[Extracts from a graphics dataset]
* start *

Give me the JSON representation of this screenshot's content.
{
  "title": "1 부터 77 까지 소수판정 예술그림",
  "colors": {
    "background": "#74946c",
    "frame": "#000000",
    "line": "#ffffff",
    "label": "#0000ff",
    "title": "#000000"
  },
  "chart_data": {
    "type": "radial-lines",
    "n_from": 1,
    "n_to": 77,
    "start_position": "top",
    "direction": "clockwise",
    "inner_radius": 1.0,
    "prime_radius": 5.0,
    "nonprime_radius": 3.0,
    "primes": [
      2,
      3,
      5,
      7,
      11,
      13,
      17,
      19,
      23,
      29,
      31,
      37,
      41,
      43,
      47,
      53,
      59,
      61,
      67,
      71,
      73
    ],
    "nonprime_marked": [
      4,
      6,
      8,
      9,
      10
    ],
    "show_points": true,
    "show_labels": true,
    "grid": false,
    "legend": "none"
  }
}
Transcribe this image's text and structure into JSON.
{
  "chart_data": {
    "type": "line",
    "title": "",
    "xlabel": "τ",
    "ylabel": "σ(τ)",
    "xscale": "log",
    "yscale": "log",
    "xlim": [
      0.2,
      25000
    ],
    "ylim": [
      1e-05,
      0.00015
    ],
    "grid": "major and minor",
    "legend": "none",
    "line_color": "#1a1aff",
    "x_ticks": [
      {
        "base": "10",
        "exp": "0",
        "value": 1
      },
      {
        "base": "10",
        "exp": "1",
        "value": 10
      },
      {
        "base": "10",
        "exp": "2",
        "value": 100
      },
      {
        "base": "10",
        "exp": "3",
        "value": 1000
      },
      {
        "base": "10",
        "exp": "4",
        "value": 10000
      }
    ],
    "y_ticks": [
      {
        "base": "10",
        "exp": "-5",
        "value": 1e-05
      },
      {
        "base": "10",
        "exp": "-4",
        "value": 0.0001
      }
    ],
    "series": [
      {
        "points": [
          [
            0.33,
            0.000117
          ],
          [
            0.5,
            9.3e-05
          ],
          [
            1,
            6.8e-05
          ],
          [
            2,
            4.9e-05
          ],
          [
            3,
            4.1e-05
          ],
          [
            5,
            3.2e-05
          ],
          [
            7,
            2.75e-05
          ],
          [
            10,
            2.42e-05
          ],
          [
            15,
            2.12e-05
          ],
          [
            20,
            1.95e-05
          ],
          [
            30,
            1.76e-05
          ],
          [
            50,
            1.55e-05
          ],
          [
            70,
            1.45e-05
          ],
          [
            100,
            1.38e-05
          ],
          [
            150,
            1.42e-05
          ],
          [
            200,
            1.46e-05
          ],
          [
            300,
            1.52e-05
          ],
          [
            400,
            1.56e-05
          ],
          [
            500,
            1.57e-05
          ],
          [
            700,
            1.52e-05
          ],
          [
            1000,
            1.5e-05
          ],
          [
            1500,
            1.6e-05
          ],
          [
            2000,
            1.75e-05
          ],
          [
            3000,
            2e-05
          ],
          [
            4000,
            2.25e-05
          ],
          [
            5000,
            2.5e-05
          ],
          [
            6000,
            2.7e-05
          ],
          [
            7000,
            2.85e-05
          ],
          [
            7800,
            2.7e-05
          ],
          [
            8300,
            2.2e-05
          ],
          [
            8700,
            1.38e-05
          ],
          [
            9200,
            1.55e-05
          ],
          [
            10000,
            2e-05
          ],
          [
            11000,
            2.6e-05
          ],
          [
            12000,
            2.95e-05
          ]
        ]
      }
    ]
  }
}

* end *

- Work to be completed:
Retype the material in full, character for character.

- Solution to this problem:
Give me the JSON representation of this screenshot's content.
{
  "title": "1 부터 77 까지 소수판정 예술그림",
  "colors": {
    "background": "#74946c",
    "frame": "#000000",
    "line": "#ffffff",
    "label": "#0000ff",
    "title": "#000000"
  },
  "chart_data": {
    "type": "radial-lines",
    "n_from": 1,
    "n_to": 77,
    "start_position": "top",
    "direction": "clockwise",
    "inner_radius": 1.0,
    "prime_radius": 5.0,
    "nonprime_radius": 3.0,
    "primes": [
      2,
      3,
      5,
      7,
      11,
      13,
      17,
      19,
      23,
      29,
      31,
      37,
      41,
      43,
      47,
      53,
      59,
      61,
      67,
      71,
      73
    ],
    "nonprime_marked": [
      4,
      6,
      8,
      9,
      10
    ],
    "show_points": true,
    "show_labels": true,
    "grid": false,
    "legend": "none"
  }
}
Transcribe this image's text and structure into JSON.
{
  "chart_data": {
    "type": "line",
    "title": "",
    "xlabel": "τ",
    "ylabel": "σ(τ)",
    "xscale": "log",
    "yscale": "log",
    "xlim": [
      0.2,
      25000
    ],
    "ylim": [
      1e-05,
      0.00015
    ],
    "grid": "major and minor",
    "legend": "none",
    "line_color": "#1a1aff",
    "x_ticks": [
      {
        "base": "10",
        "exp": "0",
        "value": 1
      },
      {
        "base": "10",
        "exp": "1",
        "value": 10
      },
      {
        "base": "10",
        "exp": "2",
        "value": 100
      },
      {
        "base": "10",
        "exp": "3",
        "value": 1000
      },
      {
        "base": "10",
        "exp": "4",
        "value": 10000
      }
    ],
    "y_ticks": [
      {
        "base": "10",
        "exp": "-5",
        "value": 1e-05
      },
      {
        "base": "10",
        "exp": "-4",
        "value": 0.0001
      }
    ],
    "series": [
      {
        "points": [
          [
            0.33,
            0.000117
          ],
          [
            0.5,
            9.3e-05
          ],
          [
            1,
            6.8e-05
          ],
          [
            2,
            4.9e-05
          ],
          [
            3,
            4.1e-05
          ],
          [
            5,
            3.2e-05
          ],
          [
            7,
            2.75e-05
          ],
          [
            10,
            2.42e-05
          ],
          [
            15,
            2.12e-05
          ],
          [
            20,
            1.95e-05
          ],
          [
            30,
            1.76e-05
          ],
          [
            50,
            1.55e-05
          ],
          [
            70,
            1.45e-05
          ],
          [
            100,
            1.38e-05
          ],
          [
            150,
            1.42e-05
          ],
          [
            200,
            1.46e-05
          ],
          [
            300,
            1.52e-05
          ],
          [
            400,
            1.56e-05
          ],
          [
            500,
            1.57e-05
          ],
          [
            700,
            1.52e-05
          ],
          [
            1000,
            1.5e-05
          ],
          [
            1500,
            1.6e-05
          ],
          [
            2000,
            1.75e-05
          ],
          [
            3000,
            2e-05
          ],
          [
            4000,
            2.25e-05
          ],
          [
            5000,
            2.5e-05
          ],
          [
            6000,
            2.7e-05
          ],
          [
            7000,
            2.85e-05
          ],
          [
            7800,
            2.7e-05
          ],
          [
            8300,
            2.2e-05
          ],
          [
            8700,
            1.38e-05
          ],
          [
            9200,
            1.55e-05
          ],
          [
            10000,
            2e-05
          ],
          [
            11000,
            2.6e-05
          ],
          [
            12000,
            2.95e-05
          ]
        ]
      }
    ]
  }
}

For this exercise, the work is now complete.